● **STATED GOAL**:
Locate all lines in the data below that hold "photo" and show them.

● **INPUT**:
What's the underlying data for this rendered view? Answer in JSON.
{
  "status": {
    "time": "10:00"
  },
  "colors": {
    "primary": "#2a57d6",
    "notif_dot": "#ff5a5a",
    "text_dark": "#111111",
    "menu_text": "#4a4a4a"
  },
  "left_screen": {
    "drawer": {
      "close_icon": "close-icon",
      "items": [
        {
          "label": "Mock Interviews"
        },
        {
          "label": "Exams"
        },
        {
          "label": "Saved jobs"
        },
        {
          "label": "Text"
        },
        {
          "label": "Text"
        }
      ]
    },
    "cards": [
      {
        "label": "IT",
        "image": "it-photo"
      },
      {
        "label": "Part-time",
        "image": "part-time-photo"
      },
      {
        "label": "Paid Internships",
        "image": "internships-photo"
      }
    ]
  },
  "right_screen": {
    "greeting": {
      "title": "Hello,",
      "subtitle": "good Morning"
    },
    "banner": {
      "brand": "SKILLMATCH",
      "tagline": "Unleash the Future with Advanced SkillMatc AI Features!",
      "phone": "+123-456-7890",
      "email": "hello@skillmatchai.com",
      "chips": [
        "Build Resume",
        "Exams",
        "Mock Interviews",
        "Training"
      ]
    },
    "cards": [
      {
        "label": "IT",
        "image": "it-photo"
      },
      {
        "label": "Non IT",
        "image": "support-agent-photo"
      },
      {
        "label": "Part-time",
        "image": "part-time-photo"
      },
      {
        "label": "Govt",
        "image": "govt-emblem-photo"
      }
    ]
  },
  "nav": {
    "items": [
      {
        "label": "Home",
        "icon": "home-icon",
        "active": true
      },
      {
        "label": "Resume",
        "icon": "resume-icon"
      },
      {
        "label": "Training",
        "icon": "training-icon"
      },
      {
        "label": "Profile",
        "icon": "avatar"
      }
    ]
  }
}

● **WRITTEN ANSWER**:
        "image": "it-photo"
        "image": "part-time-photo"
        "image": "internships-photo"
        "image": "it-photo"
        "image": "support-agent-photo"
        "image": "part-time-photo"
        "image": "govt-emblem-photo"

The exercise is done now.